### OBJECTIVE:
How many of the lines below contain "Types"? Answer with that number alone.

[Dataset records]
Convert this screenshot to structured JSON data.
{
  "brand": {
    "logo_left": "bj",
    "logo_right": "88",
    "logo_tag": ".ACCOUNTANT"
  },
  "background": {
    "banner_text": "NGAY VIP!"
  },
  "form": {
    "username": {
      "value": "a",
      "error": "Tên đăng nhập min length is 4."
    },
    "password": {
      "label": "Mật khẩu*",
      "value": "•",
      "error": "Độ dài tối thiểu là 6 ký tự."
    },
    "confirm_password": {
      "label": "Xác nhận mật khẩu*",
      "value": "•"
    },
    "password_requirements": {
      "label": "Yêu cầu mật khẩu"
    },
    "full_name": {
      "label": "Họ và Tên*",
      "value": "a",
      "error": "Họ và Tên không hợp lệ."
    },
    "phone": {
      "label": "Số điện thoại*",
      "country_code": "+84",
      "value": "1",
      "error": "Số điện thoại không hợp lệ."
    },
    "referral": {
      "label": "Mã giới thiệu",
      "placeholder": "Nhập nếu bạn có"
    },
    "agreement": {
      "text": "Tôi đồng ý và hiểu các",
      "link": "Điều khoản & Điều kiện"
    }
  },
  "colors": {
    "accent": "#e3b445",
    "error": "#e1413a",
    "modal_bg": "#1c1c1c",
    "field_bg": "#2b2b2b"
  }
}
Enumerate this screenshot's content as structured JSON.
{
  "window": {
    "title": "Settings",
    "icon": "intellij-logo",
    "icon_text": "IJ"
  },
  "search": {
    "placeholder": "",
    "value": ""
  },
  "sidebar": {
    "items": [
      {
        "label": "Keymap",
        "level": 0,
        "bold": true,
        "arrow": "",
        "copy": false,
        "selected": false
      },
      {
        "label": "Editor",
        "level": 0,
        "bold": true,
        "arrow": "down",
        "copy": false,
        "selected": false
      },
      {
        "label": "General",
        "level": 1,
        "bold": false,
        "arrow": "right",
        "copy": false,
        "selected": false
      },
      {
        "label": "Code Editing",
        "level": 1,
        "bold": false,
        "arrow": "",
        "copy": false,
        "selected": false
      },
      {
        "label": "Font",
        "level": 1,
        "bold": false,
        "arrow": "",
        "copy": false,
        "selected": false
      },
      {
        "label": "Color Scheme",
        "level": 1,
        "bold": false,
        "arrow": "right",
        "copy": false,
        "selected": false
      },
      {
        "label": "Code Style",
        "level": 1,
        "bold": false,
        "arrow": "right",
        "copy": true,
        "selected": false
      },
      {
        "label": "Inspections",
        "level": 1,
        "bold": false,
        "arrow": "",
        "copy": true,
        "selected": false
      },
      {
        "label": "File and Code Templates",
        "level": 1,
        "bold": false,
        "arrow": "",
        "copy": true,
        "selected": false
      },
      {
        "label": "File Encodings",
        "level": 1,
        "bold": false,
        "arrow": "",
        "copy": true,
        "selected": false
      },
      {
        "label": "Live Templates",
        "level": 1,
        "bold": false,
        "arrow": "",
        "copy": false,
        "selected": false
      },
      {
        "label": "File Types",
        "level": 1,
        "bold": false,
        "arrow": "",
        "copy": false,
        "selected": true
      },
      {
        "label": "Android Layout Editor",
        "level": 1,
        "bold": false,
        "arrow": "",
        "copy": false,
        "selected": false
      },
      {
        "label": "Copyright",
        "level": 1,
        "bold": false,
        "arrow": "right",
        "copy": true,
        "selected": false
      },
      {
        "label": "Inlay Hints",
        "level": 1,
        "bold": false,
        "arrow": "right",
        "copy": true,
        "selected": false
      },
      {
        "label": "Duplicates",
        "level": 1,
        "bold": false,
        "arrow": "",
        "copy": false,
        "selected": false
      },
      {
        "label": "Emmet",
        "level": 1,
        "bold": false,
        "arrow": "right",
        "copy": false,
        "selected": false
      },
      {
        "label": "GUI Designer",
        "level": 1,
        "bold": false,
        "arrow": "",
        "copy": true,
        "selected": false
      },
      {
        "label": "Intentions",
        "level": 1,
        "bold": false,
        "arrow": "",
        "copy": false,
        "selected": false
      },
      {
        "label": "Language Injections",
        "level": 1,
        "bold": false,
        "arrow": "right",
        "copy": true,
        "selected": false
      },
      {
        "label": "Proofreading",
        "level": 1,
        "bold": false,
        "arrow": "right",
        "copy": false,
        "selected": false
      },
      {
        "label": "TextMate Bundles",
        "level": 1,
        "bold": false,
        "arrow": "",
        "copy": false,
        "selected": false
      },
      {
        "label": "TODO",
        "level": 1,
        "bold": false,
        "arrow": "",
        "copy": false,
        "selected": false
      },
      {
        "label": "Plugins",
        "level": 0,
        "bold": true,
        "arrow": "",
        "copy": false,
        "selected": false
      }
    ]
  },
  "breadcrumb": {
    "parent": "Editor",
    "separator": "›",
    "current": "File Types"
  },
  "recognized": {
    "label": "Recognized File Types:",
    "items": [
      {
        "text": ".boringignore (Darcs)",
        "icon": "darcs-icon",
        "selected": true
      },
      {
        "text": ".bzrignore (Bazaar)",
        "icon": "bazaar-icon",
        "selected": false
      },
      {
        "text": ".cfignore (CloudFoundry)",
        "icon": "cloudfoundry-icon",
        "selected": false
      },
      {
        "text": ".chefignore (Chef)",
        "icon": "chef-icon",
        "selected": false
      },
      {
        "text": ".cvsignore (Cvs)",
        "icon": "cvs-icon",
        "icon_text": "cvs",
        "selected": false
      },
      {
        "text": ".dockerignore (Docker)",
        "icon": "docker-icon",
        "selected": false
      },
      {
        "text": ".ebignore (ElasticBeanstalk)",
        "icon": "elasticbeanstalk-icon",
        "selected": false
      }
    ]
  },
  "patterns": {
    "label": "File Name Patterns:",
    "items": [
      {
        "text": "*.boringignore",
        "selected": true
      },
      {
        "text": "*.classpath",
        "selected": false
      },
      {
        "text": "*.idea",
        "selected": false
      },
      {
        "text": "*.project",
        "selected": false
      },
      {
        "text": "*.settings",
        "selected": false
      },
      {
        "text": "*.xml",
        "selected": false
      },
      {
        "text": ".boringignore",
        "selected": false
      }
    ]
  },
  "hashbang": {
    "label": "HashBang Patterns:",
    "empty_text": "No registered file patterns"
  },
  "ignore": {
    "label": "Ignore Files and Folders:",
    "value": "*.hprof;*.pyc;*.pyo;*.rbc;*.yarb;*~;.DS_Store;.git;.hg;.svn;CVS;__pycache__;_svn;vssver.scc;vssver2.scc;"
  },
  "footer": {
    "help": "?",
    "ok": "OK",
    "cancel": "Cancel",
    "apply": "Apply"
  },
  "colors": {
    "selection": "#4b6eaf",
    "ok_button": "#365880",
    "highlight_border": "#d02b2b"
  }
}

### WORKED ANSWER:
3